Send back the entries below exactly as they appear.
* start Information given *
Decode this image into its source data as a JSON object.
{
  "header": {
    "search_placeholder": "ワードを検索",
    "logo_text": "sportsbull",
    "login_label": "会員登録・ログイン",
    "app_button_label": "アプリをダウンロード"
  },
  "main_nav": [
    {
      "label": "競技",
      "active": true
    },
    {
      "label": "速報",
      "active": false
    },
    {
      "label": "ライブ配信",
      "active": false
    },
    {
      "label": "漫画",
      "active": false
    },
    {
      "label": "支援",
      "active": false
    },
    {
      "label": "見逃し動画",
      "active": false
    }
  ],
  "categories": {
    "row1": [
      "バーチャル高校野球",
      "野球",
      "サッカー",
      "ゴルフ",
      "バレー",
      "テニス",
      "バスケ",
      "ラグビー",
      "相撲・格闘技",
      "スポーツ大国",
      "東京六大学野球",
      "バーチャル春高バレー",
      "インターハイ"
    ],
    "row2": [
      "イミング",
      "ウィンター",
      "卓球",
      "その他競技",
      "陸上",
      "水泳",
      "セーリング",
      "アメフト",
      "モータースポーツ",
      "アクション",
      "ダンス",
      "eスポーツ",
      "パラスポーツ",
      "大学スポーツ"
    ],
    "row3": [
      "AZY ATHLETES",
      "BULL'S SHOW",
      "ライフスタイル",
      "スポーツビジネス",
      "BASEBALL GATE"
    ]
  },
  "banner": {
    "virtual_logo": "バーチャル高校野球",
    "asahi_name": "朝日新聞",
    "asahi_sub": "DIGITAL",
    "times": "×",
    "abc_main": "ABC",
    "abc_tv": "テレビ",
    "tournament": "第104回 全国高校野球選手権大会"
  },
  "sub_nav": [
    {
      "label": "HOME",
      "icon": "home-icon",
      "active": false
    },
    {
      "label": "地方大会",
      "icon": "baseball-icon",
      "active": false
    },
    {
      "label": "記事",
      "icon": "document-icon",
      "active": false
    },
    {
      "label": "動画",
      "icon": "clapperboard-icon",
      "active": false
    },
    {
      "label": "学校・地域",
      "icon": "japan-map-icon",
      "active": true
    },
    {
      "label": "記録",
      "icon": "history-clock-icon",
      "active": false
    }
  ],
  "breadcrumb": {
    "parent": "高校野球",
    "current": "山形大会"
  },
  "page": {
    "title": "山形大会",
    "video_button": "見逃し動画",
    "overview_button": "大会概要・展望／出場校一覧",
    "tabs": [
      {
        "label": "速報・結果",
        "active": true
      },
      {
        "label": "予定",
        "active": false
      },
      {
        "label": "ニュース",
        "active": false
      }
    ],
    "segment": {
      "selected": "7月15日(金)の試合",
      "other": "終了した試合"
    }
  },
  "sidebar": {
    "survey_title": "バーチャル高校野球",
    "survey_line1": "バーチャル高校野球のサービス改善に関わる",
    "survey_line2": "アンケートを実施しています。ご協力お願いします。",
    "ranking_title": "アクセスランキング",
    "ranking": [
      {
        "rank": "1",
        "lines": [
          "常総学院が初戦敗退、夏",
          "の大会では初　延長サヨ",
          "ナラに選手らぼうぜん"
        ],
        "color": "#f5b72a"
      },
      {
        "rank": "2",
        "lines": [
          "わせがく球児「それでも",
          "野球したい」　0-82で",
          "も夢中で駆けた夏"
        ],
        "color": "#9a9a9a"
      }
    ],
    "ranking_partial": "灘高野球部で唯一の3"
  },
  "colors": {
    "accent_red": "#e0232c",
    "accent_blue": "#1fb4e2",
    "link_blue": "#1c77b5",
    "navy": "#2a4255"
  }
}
* end Information given *
#### Reply to the exercise:
Decode this image into its source data as a JSON object.
{
  "header": {
    "search_placeholder": "ワードを検索",
    "logo_text": "sportsbull",
    "login_label": "会員登録・ログイン",
    "app_button_label": "アプリをダウンロード"
  },
  "main_nav": [
    {
      "label": "競技",
      "active": true
    },
    {
      "label": "速報",
      "active": false
    },
    {
      "label": "ライブ配信",
      "active": false
    },
    {
      "label": "漫画",
      "active": false
    },
    {
      "label": "支援",
      "active": false
    },
    {
      "label": "見逃し動画",
      "active": false
    }
  ],
  "categories": {
    "row1": [
      "バーチャル高校野球",
      "野球",
      "サッカー",
      "ゴルフ",
      "バレー",
      "テニス",
      "バスケ",
      "ラグビー",
      "相撲・格闘技",
      "スポーツ大国",
      "東京六大学野球",
      "バーチャル春高バレー",
      "インターハイ"
    ],
    "row2": [
      "イミング",
      "ウィンター",
      "卓球",
      "その他競技",
      "陸上",
      "水泳",
      "セーリング",
      "アメフト",
      "モータースポーツ",
      "アクション",
      "ダンス",
      "eスポーツ",
      "パラスポーツ",
      "大学スポーツ"
    ],
    "row3": [
      "AZY ATHLETES",
      "BULL'S SHOW",
      "ライフスタイル",
      "スポーツビジネス",
      "BASEBALL GATE"
    ]
  },
  "banner": {
    "virtual_logo": "バーチャル高校野球",
    "asahi_name": "朝日新聞",
    "asahi_sub": "DIGITAL",
    "times": "×",
    "abc_main": "ABC",
    "abc_tv": "テレビ",
    "tournament": "第104回 全国高校野球選手権大会"
  },
  "sub_nav": [
    {
      "label": "HOME",
      "icon": "home-icon",
      "active": false
    },
    {
      "label": "地方大会",
      "icon": "baseball-icon",
      "active": false
    },
    {
      "label": "記事",
      "icon": "document-icon",
      "active": false
    },
    {
      "label": "動画",
      "icon": "clapperboard-icon",
      "active": false
    },
    {
      "label": "学校・地域",
      "icon": "japan-map-icon",
      "active": true
    },
    {
      "label": "記録",
      "icon": "history-clock-icon",
      "active": false
    }
  ],
  "breadcrumb": {
    "parent": "高校野球",
    "current": "山形大会"
  },
  "page": {
    "title": "山形大会",
    "video_button": "見逃し動画",
    "overview_button": "大会概要・展望／出場校一覧",
    "tabs": [
      {
        "label": "速報・結果",
        "active": true
      },
      {
        "label": "予定",
        "active": false
      },
      {
        "label": "ニュース",
        "active": false
      }
    ],
    "segment": {
      "selected": "7月15日(金)の試合",
      "other": "終了した試合"
    }
  },
  "sidebar": {
    "survey_title": "バーチャル高校野球",
    "survey_line1": "バーチャル高校野球のサービス改善に関わる",
    "survey_line2": "アンケートを実施しています。ご協力お願いします。",
    "ranking_title": "アクセスランキング",
    "ranking": [
      {
        "rank": "1",
        "lines": [
          "常総学院が初戦敗退、夏",
          "の大会では初　延長サヨ",
          "ナラに選手らぼうぜん"
        ],
        "color": "#f5b72a"
      },
      {
        "rank": "2",
        "lines": [
          "わせがく球児「それでも",
          "野球したい」　0-82で",
          "も夢中で駆けた夏"
        ],
        "color": "#9a9a9a"
      }
    ],
    "ranking_partial": "灘高野球部で唯一の3"
  },
  "colors": {
    "accent_red": "#e0232c",
    "accent_blue": "#1fb4e2",
    "link_blue": "#1c77b5",
    "navy": "#2a4255"
  }
}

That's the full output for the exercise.